Items from a data source:
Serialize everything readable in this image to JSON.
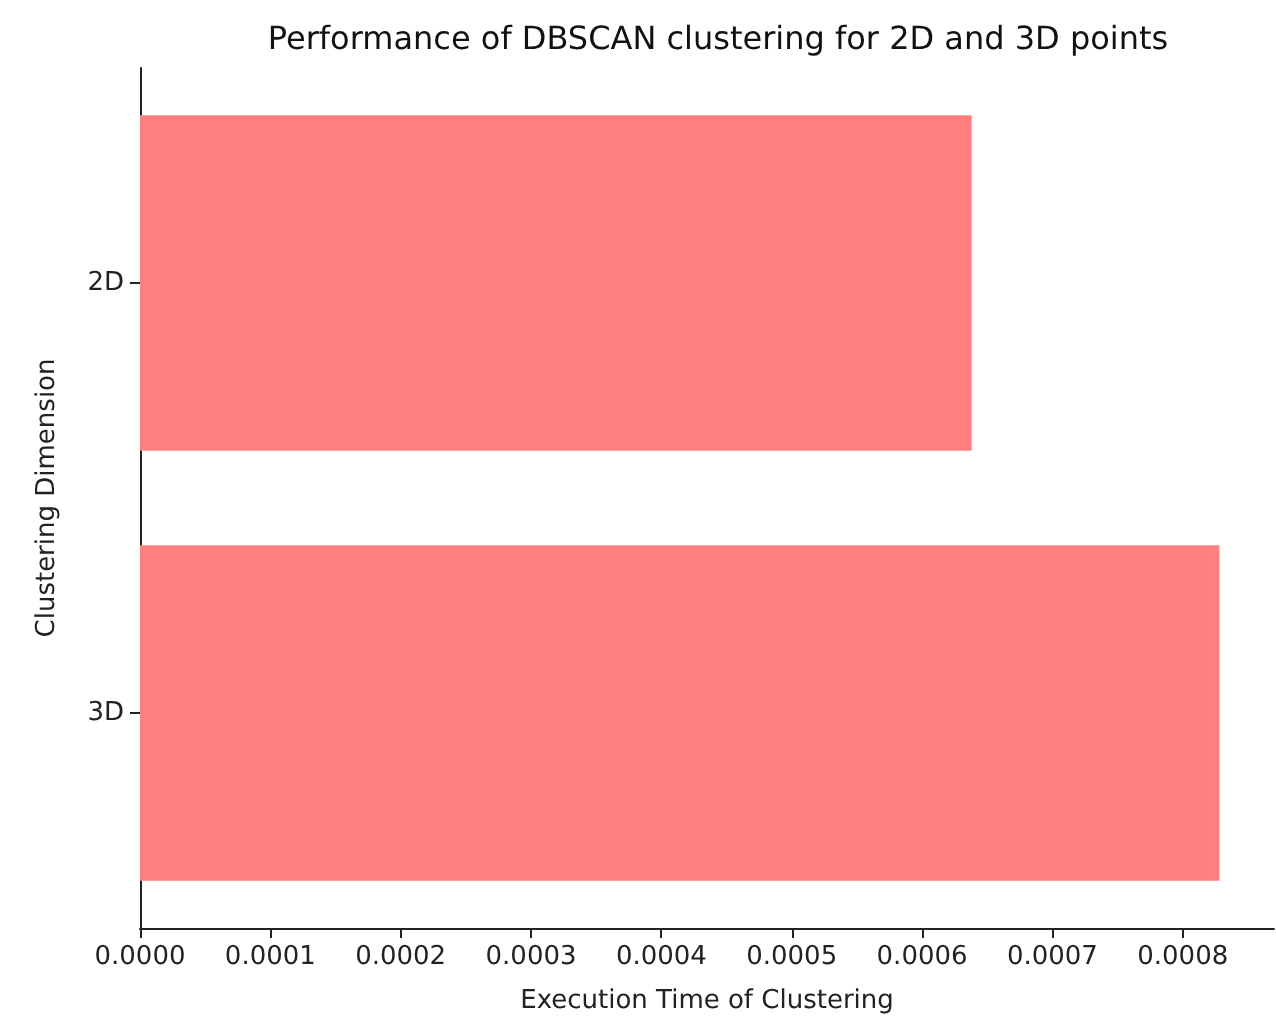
{
  "chart_data": {
    "type": "bar",
    "orientation": "horizontal",
    "title": "Performance of DBSCAN clustering for 2D and 3D points",
    "xlabel": "Execution Time of Clustering",
    "ylabel": "Clustering Dimension",
    "categories": [
      "2D",
      "3D"
    ],
    "values": [
      0.000638,
      0.000828
    ],
    "color": "#ff7f7f",
    "xlim": [
      0,
      0.00087
    ],
    "xticks": [
      {
        "value": 0,
        "label": "0.0000"
      },
      {
        "value": 0.0001,
        "label": "0.0001"
      },
      {
        "value": 0.0002,
        "label": "0.0002"
      },
      {
        "value": 0.0003,
        "label": "0.0003"
      },
      {
        "value": 0.0004,
        "label": "0.0004"
      },
      {
        "value": 0.0005,
        "label": "0.0005"
      },
      {
        "value": 0.0006,
        "label": "0.0006"
      },
      {
        "value": 0.0007,
        "label": "0.0007"
      },
      {
        "value": 0.0008,
        "label": "0.0008"
      }
    ],
    "grid": false
  }
}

To do:
From start to finish, output the listing exactly, but omit its pictures.

Task solution:
Serialize everything readable in this image to JSON.
{
  "chart_data": {
    "type": "bar",
    "orientation": "horizontal",
    "title": "Performance of DBSCAN clustering for 2D and 3D points",
    "xlabel": "Execution Time of Clustering",
    "ylabel": "Clustering Dimension",
    "categories": [
      "2D",
      "3D"
    ],
    "values": [
      0.000638,
      0.000828
    ],
    "color": "#ff7f7f",
    "xlim": [
      0,
      0.00087
    ],
    "xticks": [
      {
        "value": 0,
        "label": "0.0000"
      },
      {
        "value": 0.0001,
        "label": "0.0001"
      },
      {
        "value": 0.0002,
        "label": "0.0002"
      },
      {
        "value": 0.0003,
        "label": "0.0003"
      },
      {
        "value": 0.0004,
        "label": "0.0004"
      },
      {
        "value": 0.0005,
        "label": "0.0005"
      },
      {
        "value": 0.0006,
        "label": "0.0006"
      },
      {
        "value": 0.0007,
        "label": "0.0007"
      },
      {
        "value": 0.0008,
        "label": "0.0008"
      }
    ],
    "grid": false
  }
}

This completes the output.